===== SUPPLIED ENTRIES

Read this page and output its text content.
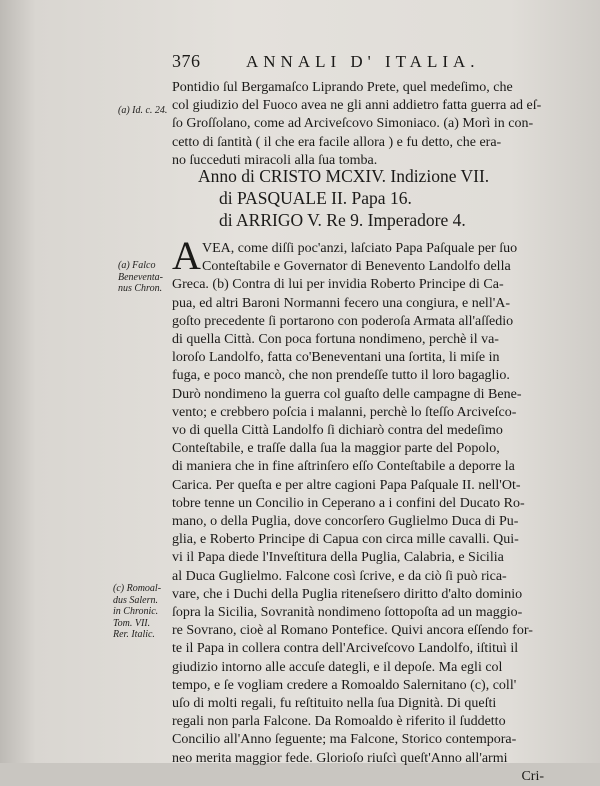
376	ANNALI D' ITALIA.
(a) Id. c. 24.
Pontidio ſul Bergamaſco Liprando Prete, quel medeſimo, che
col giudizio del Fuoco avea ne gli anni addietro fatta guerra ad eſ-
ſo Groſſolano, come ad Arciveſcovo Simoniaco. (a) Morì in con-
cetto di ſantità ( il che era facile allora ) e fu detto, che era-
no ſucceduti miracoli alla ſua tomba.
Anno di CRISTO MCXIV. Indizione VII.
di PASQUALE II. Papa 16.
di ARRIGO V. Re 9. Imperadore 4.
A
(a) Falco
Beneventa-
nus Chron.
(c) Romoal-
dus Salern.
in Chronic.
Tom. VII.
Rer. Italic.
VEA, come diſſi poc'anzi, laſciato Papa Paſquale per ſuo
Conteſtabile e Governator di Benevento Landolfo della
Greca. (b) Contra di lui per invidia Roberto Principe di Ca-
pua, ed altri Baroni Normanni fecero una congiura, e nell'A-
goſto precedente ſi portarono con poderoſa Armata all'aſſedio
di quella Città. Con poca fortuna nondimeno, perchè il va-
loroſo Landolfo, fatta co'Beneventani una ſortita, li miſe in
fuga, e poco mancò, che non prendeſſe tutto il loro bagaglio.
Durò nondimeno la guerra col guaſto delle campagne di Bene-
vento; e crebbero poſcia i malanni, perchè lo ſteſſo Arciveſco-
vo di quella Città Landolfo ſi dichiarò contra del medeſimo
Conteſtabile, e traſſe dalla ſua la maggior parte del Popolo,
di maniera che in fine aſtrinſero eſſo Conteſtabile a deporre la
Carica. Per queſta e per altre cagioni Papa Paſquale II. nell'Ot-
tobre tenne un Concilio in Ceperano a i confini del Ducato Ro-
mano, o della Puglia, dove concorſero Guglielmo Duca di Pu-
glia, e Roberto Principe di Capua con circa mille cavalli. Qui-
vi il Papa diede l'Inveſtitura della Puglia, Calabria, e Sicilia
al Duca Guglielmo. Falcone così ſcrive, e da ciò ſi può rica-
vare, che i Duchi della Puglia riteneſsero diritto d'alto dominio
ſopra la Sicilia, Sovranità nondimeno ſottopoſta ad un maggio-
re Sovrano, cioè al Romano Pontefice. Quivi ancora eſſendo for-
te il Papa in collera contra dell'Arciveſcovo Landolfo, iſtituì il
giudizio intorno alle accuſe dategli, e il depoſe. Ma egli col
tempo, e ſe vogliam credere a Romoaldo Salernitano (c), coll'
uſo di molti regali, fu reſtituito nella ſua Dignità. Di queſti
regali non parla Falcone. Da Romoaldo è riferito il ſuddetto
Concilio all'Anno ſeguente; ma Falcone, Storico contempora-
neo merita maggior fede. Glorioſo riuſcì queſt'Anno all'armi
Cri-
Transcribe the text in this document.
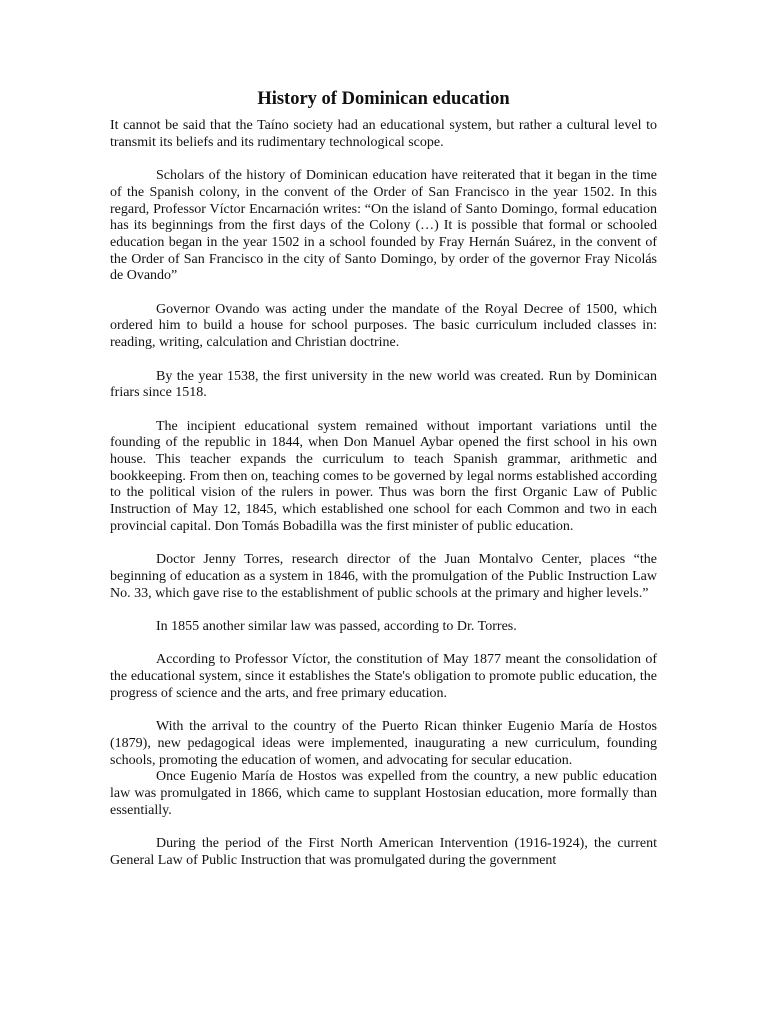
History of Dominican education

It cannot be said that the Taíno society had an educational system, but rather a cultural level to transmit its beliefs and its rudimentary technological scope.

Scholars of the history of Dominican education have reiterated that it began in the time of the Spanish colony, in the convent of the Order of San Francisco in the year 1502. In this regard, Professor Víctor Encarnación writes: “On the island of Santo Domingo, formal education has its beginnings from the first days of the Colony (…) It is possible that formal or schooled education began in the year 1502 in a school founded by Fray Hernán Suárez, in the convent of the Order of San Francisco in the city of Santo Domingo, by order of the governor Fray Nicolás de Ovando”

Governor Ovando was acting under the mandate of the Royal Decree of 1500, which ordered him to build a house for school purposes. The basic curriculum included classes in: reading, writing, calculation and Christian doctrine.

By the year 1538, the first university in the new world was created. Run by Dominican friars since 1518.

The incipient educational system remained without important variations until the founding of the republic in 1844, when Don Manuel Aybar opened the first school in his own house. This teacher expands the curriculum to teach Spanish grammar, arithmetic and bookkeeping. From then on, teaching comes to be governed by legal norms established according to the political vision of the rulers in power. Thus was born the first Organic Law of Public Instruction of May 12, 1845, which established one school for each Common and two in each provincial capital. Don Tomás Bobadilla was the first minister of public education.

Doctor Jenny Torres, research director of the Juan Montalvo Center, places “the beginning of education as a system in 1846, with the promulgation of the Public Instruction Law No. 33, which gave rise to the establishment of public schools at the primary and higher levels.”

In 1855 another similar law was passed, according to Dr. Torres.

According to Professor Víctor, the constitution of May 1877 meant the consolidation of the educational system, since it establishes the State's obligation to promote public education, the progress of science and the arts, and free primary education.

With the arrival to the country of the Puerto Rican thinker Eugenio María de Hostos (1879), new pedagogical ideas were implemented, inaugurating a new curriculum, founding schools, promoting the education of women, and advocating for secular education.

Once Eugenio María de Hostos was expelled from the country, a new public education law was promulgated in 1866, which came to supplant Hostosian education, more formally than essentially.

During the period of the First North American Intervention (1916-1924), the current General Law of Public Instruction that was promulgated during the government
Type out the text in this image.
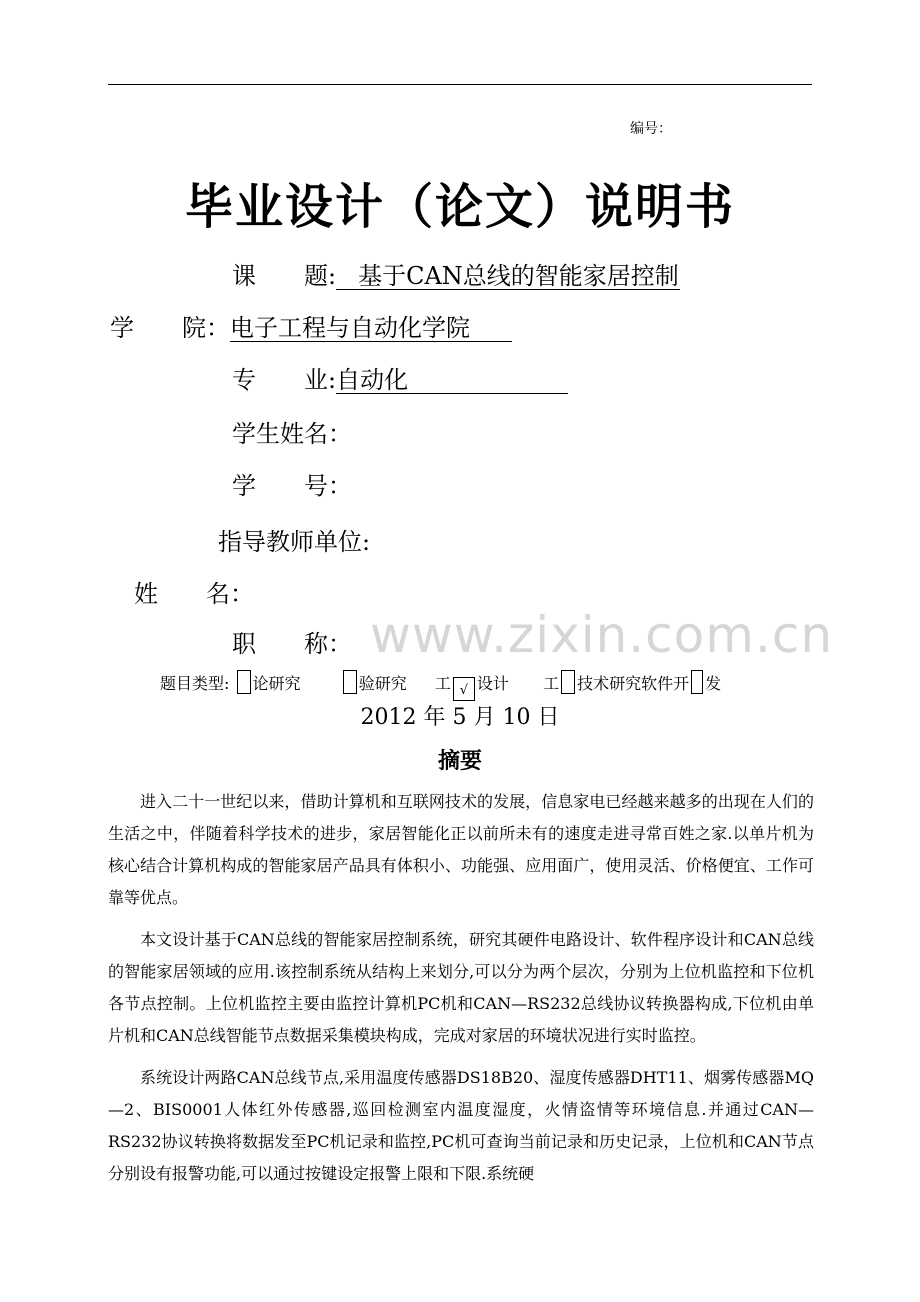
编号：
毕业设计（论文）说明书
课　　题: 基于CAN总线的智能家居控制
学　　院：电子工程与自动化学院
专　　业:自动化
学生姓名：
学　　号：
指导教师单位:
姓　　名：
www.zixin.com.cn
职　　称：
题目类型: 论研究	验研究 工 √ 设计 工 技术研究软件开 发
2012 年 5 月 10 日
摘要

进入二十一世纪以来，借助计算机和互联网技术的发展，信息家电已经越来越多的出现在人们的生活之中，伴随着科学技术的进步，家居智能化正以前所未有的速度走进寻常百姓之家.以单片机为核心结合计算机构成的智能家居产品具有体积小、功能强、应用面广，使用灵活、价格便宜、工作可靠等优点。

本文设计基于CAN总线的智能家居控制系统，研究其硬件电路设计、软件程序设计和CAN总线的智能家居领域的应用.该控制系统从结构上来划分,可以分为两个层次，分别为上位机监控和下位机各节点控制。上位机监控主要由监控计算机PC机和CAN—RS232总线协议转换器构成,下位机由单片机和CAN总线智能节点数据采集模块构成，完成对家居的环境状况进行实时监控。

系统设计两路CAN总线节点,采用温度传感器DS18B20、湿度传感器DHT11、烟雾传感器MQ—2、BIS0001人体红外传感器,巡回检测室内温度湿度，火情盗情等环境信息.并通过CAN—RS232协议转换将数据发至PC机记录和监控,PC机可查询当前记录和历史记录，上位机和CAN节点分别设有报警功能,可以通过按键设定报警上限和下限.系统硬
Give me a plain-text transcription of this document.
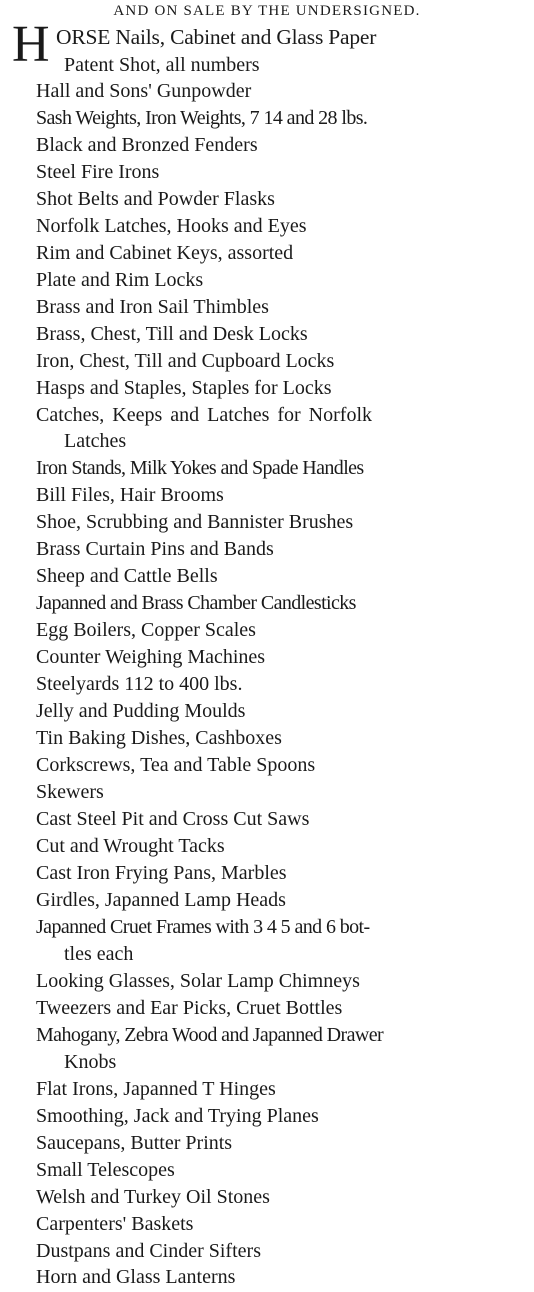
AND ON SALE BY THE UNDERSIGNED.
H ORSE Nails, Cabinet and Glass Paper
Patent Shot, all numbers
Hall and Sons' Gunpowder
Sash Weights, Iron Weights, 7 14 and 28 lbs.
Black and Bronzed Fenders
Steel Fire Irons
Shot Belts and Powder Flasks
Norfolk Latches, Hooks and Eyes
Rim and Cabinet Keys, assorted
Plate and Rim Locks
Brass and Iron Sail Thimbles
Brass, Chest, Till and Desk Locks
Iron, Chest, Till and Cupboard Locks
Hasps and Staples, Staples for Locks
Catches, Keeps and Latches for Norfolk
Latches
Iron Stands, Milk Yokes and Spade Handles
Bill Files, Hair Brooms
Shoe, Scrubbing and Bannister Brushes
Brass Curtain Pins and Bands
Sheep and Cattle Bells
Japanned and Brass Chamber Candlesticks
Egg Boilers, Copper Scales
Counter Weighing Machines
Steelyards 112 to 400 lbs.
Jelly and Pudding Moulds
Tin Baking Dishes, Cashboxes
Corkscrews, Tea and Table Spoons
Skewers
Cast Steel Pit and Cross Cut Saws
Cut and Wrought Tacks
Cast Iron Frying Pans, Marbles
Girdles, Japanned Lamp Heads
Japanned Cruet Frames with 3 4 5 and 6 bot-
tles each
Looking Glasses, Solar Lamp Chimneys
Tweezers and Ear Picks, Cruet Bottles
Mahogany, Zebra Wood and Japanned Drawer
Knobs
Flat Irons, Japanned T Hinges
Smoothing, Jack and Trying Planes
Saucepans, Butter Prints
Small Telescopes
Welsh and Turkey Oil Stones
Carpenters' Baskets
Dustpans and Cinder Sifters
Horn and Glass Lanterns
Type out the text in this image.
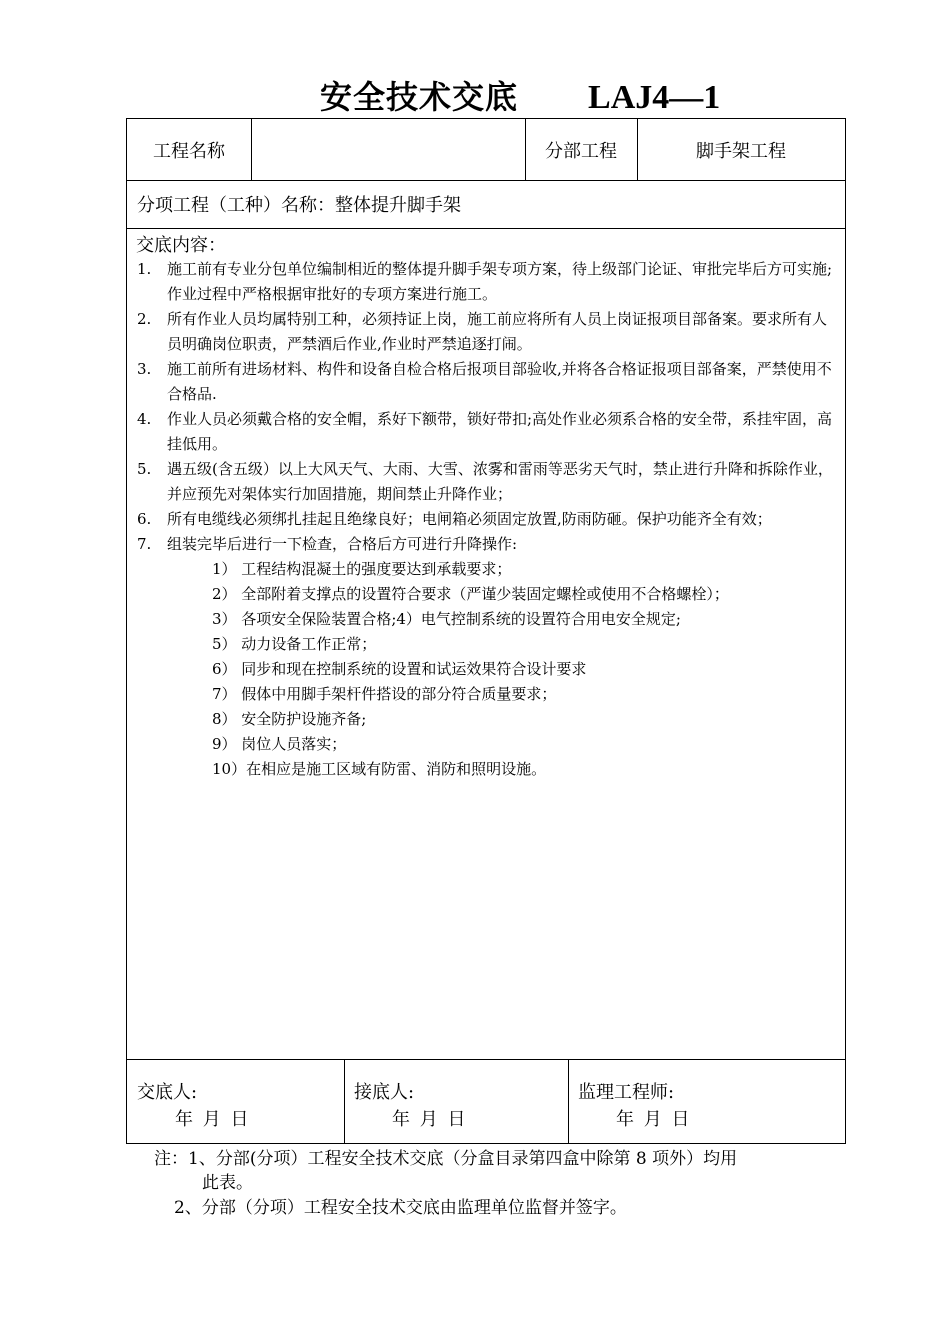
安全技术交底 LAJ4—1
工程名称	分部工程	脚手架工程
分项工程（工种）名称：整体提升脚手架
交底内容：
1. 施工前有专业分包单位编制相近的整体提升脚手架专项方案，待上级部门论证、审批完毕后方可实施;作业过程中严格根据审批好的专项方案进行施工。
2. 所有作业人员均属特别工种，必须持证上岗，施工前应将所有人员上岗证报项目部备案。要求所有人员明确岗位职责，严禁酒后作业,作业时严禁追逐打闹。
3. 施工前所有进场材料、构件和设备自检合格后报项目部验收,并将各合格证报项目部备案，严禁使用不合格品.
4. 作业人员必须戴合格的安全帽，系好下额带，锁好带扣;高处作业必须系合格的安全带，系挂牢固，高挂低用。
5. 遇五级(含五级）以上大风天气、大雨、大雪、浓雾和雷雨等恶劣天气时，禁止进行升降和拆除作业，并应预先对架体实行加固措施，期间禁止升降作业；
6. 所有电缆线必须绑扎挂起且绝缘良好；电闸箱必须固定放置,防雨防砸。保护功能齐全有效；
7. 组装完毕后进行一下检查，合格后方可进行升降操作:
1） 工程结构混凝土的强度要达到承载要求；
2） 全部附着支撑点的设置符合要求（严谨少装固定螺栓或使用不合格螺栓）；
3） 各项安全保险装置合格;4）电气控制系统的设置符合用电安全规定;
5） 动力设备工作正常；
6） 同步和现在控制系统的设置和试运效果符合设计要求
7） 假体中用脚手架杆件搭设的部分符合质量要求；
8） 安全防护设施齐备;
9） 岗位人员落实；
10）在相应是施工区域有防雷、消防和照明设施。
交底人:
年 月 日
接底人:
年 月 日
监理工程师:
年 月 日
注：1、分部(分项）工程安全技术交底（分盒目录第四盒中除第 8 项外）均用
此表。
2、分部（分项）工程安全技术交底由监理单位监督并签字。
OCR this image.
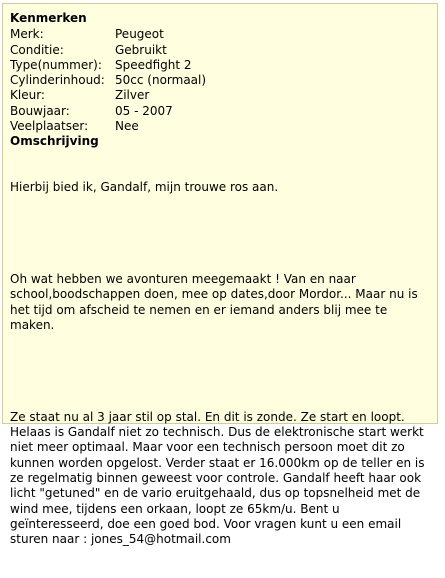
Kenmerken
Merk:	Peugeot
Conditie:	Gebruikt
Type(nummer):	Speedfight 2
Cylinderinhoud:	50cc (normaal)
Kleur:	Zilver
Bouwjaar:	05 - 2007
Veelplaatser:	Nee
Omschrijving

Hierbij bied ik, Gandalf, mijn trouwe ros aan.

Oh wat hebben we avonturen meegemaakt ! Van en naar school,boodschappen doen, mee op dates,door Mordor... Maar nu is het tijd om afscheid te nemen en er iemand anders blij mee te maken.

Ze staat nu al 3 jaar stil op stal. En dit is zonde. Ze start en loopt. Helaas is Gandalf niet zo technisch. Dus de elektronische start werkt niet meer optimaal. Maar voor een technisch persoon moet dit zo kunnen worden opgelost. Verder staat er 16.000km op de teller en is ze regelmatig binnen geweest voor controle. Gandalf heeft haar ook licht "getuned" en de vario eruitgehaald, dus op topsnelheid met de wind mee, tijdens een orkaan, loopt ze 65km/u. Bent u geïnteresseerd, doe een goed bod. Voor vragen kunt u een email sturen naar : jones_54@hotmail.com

==========

▶ _YOUR TASK_
Please copy the lines above, starting at the one that holds "OCR this image." and stopping after the last line, exactly as they appear and minus the pictures.

▶ _RESULT OF THE TASK_
OCR this image.
Kenmerken
Merk:	Peugeot
Conditie:	Gebruikt
Type(nummer):	Speedfight 2
Cylinderinhoud:	50cc (normaal)
Kleur:	Zilver
Bouwjaar:	05 - 2007
Veelplaatser:	Nee
Omschrijving

Hierbij bied ik, Gandalf, mijn trouwe ros aan.

Oh wat hebben we avonturen meegemaakt ! Van en naar school,boodschappen doen, mee op dates,door Mordor... Maar nu is het tijd om afscheid te nemen en er iemand anders blij mee te maken.

Ze staat nu al 3 jaar stil op stal. En dit is zonde. Ze start en loopt. Helaas is Gandalf niet zo technisch. Dus de elektronische start werkt niet meer optimaal. Maar voor een technisch persoon moet dit zo kunnen worden opgelost. Verder staat er 16.000km op de teller en is ze regelmatig binnen geweest voor controle. Gandalf heeft haar ook licht "getuned" en de vario eruitgehaald, dus op topsnelheid met de wind mee, tijdens een orkaan, loopt ze 65km/u. Bent u geïnteresseerd, doe een goed bod. Voor vragen kunt u een email sturen naar : jones_54@hotmail.com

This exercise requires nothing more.